(Extracted records)
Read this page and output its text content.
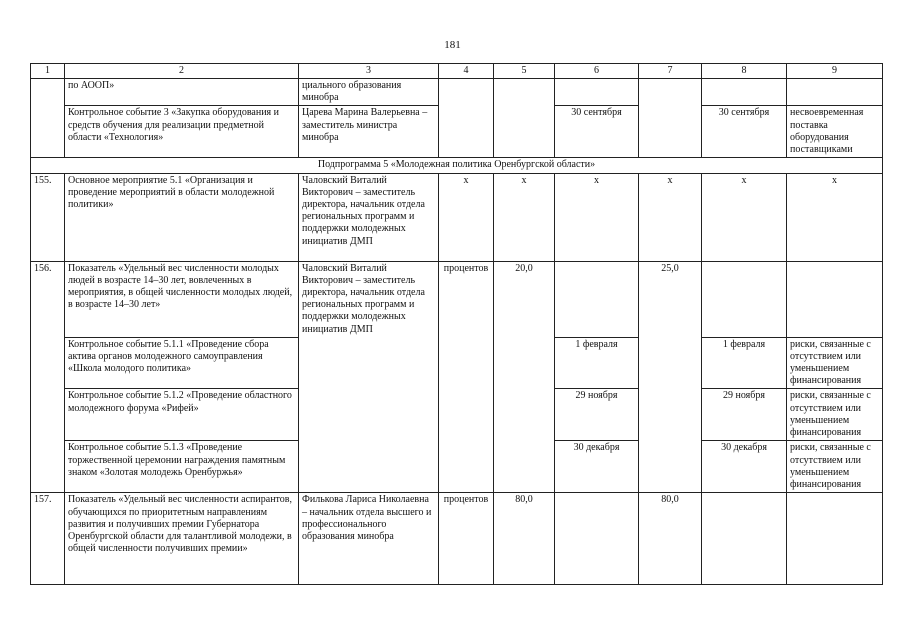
181
1	2	3	4	5	6	7	8	9
	по АООП»	циального образования минобра						
	Контрольное событие 3 «Закупка оборудования и средств обучения для реализации предметной области «Технология»	Царева Марина Валерьевна – заместитель министра минобра			30 сентября		30 сентября	несвоевременная поставка оборудования поставщиками
Подпрограмма 5 «Молодежная политика Оренбургской области»								
155.	Основное мероприятие 5.1 «Организация и проведение мероприятий в области молодежной политики»	Чаловский Виталий Викторович – заместитель директора, начальник отдела региональных программ и поддержки молодежных инициатив ДМП	х	х	х	х	х	х
156.	Показатель «Удельный вес численности молодых людей в возрасте 14–30 лет, вовлеченных в мероприятия, в общей численности молодых людей, в возрасте 14–30 лет»	Чаловский Виталий Викторович – заместитель директора, начальник отдела региональных программ и поддержки молодежных инициатив ДМП	процентов	20,0		25,0		
	Контрольное событие 5.1.1 «Проведение сбора актива органов молодежного самоуправления «Школа молодого политика»				1 февраля		1 февраля	риски, связанные с отсутствием или уменьшением финансирования
	Контрольное событие 5.1.2 «Проведение областного молодежного форума «Рифей»				29 ноября		29 ноября	риски, связанные с отсутствием или уменьшением финансирования
	Контрольное событие 5.1.3 «Проведение торжественной церемонии награждения памятным знаком «Золотая молодежь Оренбуржья»				30 декабря		30 декабря	риски, связанные с отсутствием или уменьшением финансирования
157.	Показатель «Удельный вес численности аспирантов, обучающихся по приоритетным направлениям развития и получивших премии Губернатора Оренбургской области для талантливой молодежи, в общей численности получивших премии»	Филькова Лариса Николаевна – начальник отдела высшего и профессионального образования минобра	процентов	80,0		80,0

REQUIREMENT.
Repeat each entry exactly as given; no pictures belong in the copy.

RESPONSE TO THE EXERCISE.
Read this page and output its text content.
181
1	2	3	4	5	6	7	8	9
	по АООП»	циального образования минобра						
	Контрольное событие 3 «Закупка оборудования и средств обучения для реализации предметной области «Технология»	Царева Марина Валерьевна – заместитель министра минобра			30 сентября		30 сентября	несвоевременная поставка оборудования поставщиками
Подпрограмма 5 «Молодежная политика Оренбургской области»								
155.	Основное мероприятие 5.1 «Организация и проведение мероприятий в области молодежной политики»	Чаловский Виталий Викторович – заместитель директора, начальник отдела региональных программ и поддержки молодежных инициатив ДМП	х	х	х	х	х	х
156.	Показатель «Удельный вес численности молодых людей в возрасте 14–30 лет, вовлеченных в мероприятия, в общей численности молодых людей, в возрасте 14–30 лет»	Чаловский Виталий Викторович – заместитель директора, начальник отдела региональных программ и поддержки молодежных инициатив ДМП	процентов	20,0		25,0		
	Контрольное событие 5.1.1 «Проведение сбора актива органов молодежного самоуправления «Школа молодого политика»				1 февраля		1 февраля	риски, связанные с отсутствием или уменьшением финансирования
	Контрольное событие 5.1.2 «Проведение областного молодежного форума «Рифей»				29 ноября		29 ноября	риски, связанные с отсутствием или уменьшением финансирования
	Контрольное событие 5.1.3 «Проведение торжественной церемонии награждения памятным знаком «Золотая молодежь Оренбуржья»				30 декабря		30 декабря	риски, связанные с отсутствием или уменьшением финансирования
157.	Показатель «Удельный вес численности аспирантов, обучающихся по приоритетным направлениям развития и получивших премии Губернатора Оренбургской области для талантливой молодежи, в общей численности получивших премии»	Филькова Лариса Николаевна – начальник отдела высшего и профессионального образования минобра	процентов	80,0		80,0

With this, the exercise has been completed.